(RECORDS FOR THE TASK):

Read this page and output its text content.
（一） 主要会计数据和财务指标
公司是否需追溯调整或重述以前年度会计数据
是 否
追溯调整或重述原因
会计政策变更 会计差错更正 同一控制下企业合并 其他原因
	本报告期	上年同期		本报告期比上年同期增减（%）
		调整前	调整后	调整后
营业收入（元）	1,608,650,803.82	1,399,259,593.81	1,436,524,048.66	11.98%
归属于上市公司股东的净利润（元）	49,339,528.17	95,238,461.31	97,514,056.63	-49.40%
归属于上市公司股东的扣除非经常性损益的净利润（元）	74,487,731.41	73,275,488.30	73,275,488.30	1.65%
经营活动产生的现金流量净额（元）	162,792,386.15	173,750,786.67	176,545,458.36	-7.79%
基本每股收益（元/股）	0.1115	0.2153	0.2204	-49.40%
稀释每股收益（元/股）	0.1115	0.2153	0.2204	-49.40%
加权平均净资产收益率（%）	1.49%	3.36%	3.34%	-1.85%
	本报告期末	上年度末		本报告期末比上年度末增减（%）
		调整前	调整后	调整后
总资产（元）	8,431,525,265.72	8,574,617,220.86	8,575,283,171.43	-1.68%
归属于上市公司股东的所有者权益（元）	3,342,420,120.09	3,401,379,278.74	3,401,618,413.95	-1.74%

(AIM OF THE TASK): Print all of the entries again, exactly as written.

(THE RESULT):
Read this page and output its text content.
（一） 主要会计数据和财务指标
公司是否需追溯调整或重述以前年度会计数据
是 否
追溯调整或重述原因
会计政策变更 会计差错更正 同一控制下企业合并 其他原因
	本报告期	上年同期		本报告期比上年同期增减（%）
		调整前	调整后	调整后
营业收入（元）	1,608,650,803.82	1,399,259,593.81	1,436,524,048.66	11.98%
归属于上市公司股东的净利润（元）	49,339,528.17	95,238,461.31	97,514,056.63	-49.40%
归属于上市公司股东的扣除非经常性损益的净利润（元）	74,487,731.41	73,275,488.30	73,275,488.30	1.65%
经营活动产生的现金流量净额（元）	162,792,386.15	173,750,786.67	176,545,458.36	-7.79%
基本每股收益（元/股）	0.1115	0.2153	0.2204	-49.40%
稀释每股收益（元/股）	0.1115	0.2153	0.2204	-49.40%
加权平均净资产收益率（%）	1.49%	3.36%	3.34%	-1.85%
	本报告期末	上年度末		本报告期末比上年度末增减（%）
		调整前	调整后	调整后
总资产（元）	8,431,525,265.72	8,574,617,220.86	8,575,283,171.43	-1.68%
归属于上市公司股东的所有者权益（元）	3,342,420,120.09	3,401,379,278.74	3,401,618,413.95	-1.74%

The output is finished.